--- Start ---

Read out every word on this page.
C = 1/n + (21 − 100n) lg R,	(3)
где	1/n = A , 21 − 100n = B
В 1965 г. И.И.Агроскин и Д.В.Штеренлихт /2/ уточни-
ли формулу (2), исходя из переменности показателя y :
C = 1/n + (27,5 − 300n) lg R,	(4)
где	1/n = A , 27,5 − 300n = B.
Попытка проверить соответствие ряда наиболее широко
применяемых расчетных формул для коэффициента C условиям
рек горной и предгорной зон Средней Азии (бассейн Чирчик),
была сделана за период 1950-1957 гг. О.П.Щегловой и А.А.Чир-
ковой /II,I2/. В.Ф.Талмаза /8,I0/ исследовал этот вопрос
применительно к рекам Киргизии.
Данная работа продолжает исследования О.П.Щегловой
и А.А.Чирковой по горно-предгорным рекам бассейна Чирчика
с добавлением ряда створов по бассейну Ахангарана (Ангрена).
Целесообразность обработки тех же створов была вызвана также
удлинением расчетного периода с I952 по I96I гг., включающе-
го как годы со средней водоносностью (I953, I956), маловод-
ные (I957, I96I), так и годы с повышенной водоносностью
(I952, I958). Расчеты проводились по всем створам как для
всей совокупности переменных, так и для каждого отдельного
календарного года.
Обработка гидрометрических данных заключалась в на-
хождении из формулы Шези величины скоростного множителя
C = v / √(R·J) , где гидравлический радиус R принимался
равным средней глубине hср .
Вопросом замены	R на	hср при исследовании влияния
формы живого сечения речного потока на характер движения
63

--- End ---

### WORK TO DO
Extract all of the material exactly as it is written.

### ANSWER BELOW
Read out every word on this page.
C = 1/n + (21 − 100n) lg R,	(3)
где	1/n = A , 21 − 100n = B
В 1965 г. И.И.Агроскин и Д.В.Штеренлихт /2/ уточни-
ли формулу (2), исходя из переменности показателя y :
C = 1/n + (27,5 − 300n) lg R,	(4)
где	1/n = A , 27,5 − 300n = B.
Попытка проверить соответствие ряда наиболее широко
применяемых расчетных формул для коэффициента C условиям
рек горной и предгорной зон Средней Азии (бассейн Чирчик),
была сделана за период 1950-1957 гг. О.П.Щегловой и А.А.Чир-
ковой /II,I2/. В.Ф.Талмаза /8,I0/ исследовал этот вопрос
применительно к рекам Киргизии.
Данная работа продолжает исследования О.П.Щегловой
и А.А.Чирковой по горно-предгорным рекам бассейна Чирчика
с добавлением ряда створов по бассейну Ахангарана (Ангрена).
Целесообразность обработки тех же створов была вызвана также
удлинением расчетного периода с I952 по I96I гг., включающе-
го как годы со средней водоносностью (I953, I956), маловод-
ные (I957, I96I), так и годы с повышенной водоносностью
(I952, I958). Расчеты проводились по всем створам как для
всей совокупности переменных, так и для каждого отдельного
календарного года.
Обработка гидрометрических данных заключалась в на-
хождении из формулы Шези величины скоростного множителя
C = v / √(R·J) , где гидравлический радиус R принимался
равным средней глубине hср .
Вопросом замены	R на	hср при исследовании влияния
формы живого сечения речного потока на характер движения
63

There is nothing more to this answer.